• _Goal_
Would you quote every entry exactly, dropping only the pictures?
..........
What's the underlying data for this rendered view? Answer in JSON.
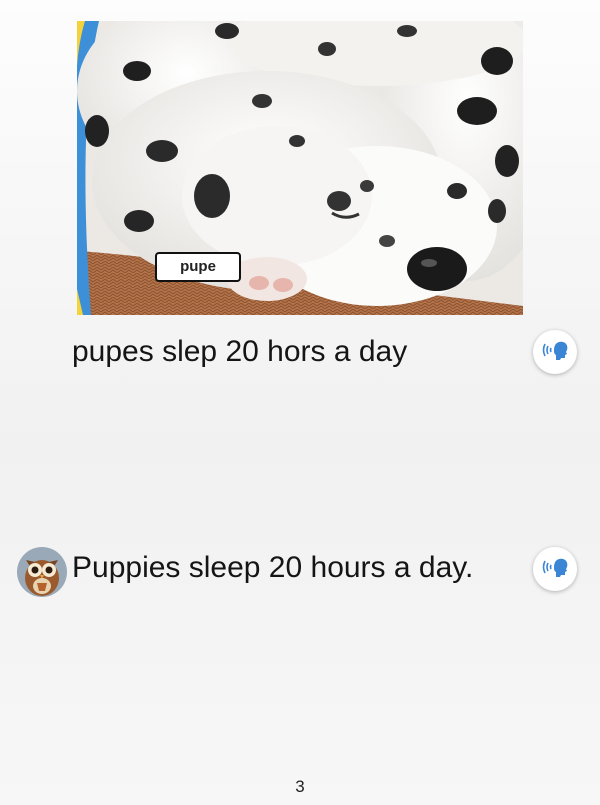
{
  "photo": {
    "subject": "sleeping dalmatian puppies",
    "label": "pupe"
  },
  "student_sentence": "pupes slep 20 hors a day",
  "model_sentence": "Puppies sleep 20 hours a day.",
  "audio_icon": "speaking-head-icon",
  "avatar_icon": "owl-icon",
  "page_number": "3",
  "colors": {
    "audio_icon": "#3a86d4",
    "button_bg": "#ffffff",
    "frame_blue": "#3d8fd8",
    "frame_yellow": "#f3d23c"
  }
}
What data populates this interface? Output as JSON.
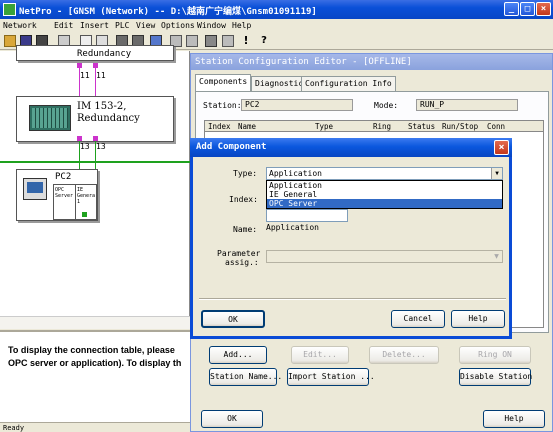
{
  "window": {
    "title": "NetPro - [GNSM (Network) -- D:\\越南广宁编煤\\Gnsm01091119]",
    "controls": [
      "_",
      "□",
      "×"
    ]
  },
  "menu": [
    "Network",
    "Edit",
    "Insert",
    "PLC",
    "View",
    "Options",
    "Window",
    "Help"
  ],
  "toolbar": {
    "icons": [
      "open-icon",
      "save-icon",
      "compile-icon",
      "print-icon",
      "copy-icon",
      "paste-icon",
      "download-icon",
      "upload-icon",
      "network-icon",
      "accessible-icon",
      "properties-icon",
      "filter-icon",
      "table-icon",
      "exclamation-icon",
      "help-pointer-icon"
    ]
  },
  "network": {
    "top_station_label": "Redundancy",
    "subnet_top_labels": [
      "11",
      "11"
    ],
    "im_station": {
      "line1": "IM 153-2,",
      "line2": "Redundancy"
    },
    "subnet_mid_labels": [
      "13",
      "13"
    ],
    "pc_station": {
      "name": "PC2",
      "opc_label": "OPC Server",
      "ie_label": "IE Genera 1"
    }
  },
  "info_panel": {
    "text": "To display the connection table, please\nOPC server or application). To display th"
  },
  "statusbar": {
    "text": "Ready"
  },
  "station_config_editor": {
    "title": "Station Configuration Editor - [OFFLINE]",
    "tabs": [
      "Components",
      "Diagnostics",
      "Configuration Info"
    ],
    "station_label": "Station:",
    "station_value": "PC2",
    "mode_label": "Mode:",
    "mode_value": "RUN_P",
    "columns": [
      "Index",
      "Name",
      "Type",
      "Ring",
      "Status",
      "Run/Stop",
      "Conn"
    ],
    "buttons": {
      "add": "Add...",
      "edit": "Edit...",
      "delete": "Delete...",
      "ring_on": "Ring ON",
      "station_name": "Station Name...",
      "import_station": "Import Station ...",
      "disable_station": "Disable Station",
      "ok": "OK",
      "help": "Help"
    }
  },
  "add_component": {
    "title": "Add Component",
    "type_label": "Type:",
    "type_value": "Application",
    "type_options": [
      "Application",
      "IE General",
      "OPC Server"
    ],
    "type_selected": "OPC Server",
    "index_label": "Index:",
    "name_label": "Name:",
    "name_value": "Application",
    "parameter_label_1": "Parameter",
    "parameter_label_2": "assig.:",
    "buttons": {
      "ok": "OK",
      "cancel": "Cancel",
      "help": "Help"
    }
  }
}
..........
• _The response_
What's the underlying data for this rendered view? Answer in JSON.
{
  "photo": {
    "subject": "sleeping dalmatian puppies",
    "label": "pupe"
  },
  "student_sentence": "pupes slep 20 hors a day",
  "model_sentence": "Puppies sleep 20 hours a day.",
  "audio_icon": "speaking-head-icon",
  "avatar_icon": "owl-icon",
  "page_number": "3",
  "colors": {
    "audio_icon": "#3a86d4",
    "button_bg": "#ffffff",
    "frame_blue": "#3d8fd8",
    "frame_yellow": "#f3d23c"
  }
}
What data populates this interface? Output as JSON.
{
  "window": {
    "title": "NetPro - [GNSM (Network) -- D:\\越南广宁编煤\\Gnsm01091119]",
    "controls": [
      "_",
      "□",
      "×"
    ]
  },
  "menu": [
    "Network",
    "Edit",
    "Insert",
    "PLC",
    "View",
    "Options",
    "Window",
    "Help"
  ],
  "toolbar": {
    "icons": [
      "open-icon",
      "save-icon",
      "compile-icon",
      "print-icon",
      "copy-icon",
      "paste-icon",
      "download-icon",
      "upload-icon",
      "network-icon",
      "accessible-icon",
      "properties-icon",
      "filter-icon",
      "table-icon",
      "exclamation-icon",
      "help-pointer-icon"
    ]
  },
  "network": {
    "top_station_label": "Redundancy",
    "subnet_top_labels": [
      "11",
      "11"
    ],
    "im_station": {
      "line1": "IM 153-2,",
      "line2": "Redundancy"
    },
    "subnet_mid_labels": [
      "13",
      "13"
    ],
    "pc_station": {
      "name": "PC2",
      "opc_label": "OPC Server",
      "ie_label": "IE Genera 1"
    }
  },
  "info_panel": {
    "text": "To display the connection table, please\nOPC server or application). To display th"
  },
  "statusbar": {
    "text": "Ready"
  },
  "station_config_editor": {
    "title": "Station Configuration Editor - [OFFLINE]",
    "tabs": [
      "Components",
      "Diagnostics",
      "Configuration Info"
    ],
    "station_label": "Station:",
    "station_value": "PC2",
    "mode_label": "Mode:",
    "mode_value": "RUN_P",
    "columns": [
      "Index",
      "Name",
      "Type",
      "Ring",
      "Status",
      "Run/Stop",
      "Conn"
    ],
    "buttons": {
      "add": "Add...",
      "edit": "Edit...",
      "delete": "Delete...",
      "ring_on": "Ring ON",
      "station_name": "Station Name...",
      "import_station": "Import Station ...",
      "disable_station": "Disable Station",
      "ok": "OK",
      "help": "Help"
    }
  },
  "add_component": {
    "title": "Add Component",
    "type_label": "Type:",
    "type_value": "Application",
    "type_options": [
      "Application",
      "IE General",
      "OPC Server"
    ],
    "type_selected": "OPC Server",
    "index_label": "Index:",
    "name_label": "Name:",
    "name_value": "Application",
    "parameter_label_1": "Parameter",
    "parameter_label_2": "assig.:",
    "buttons": {
      "ok": "OK",
      "cancel": "Cancel",
      "help": "Help"
    }
  }
}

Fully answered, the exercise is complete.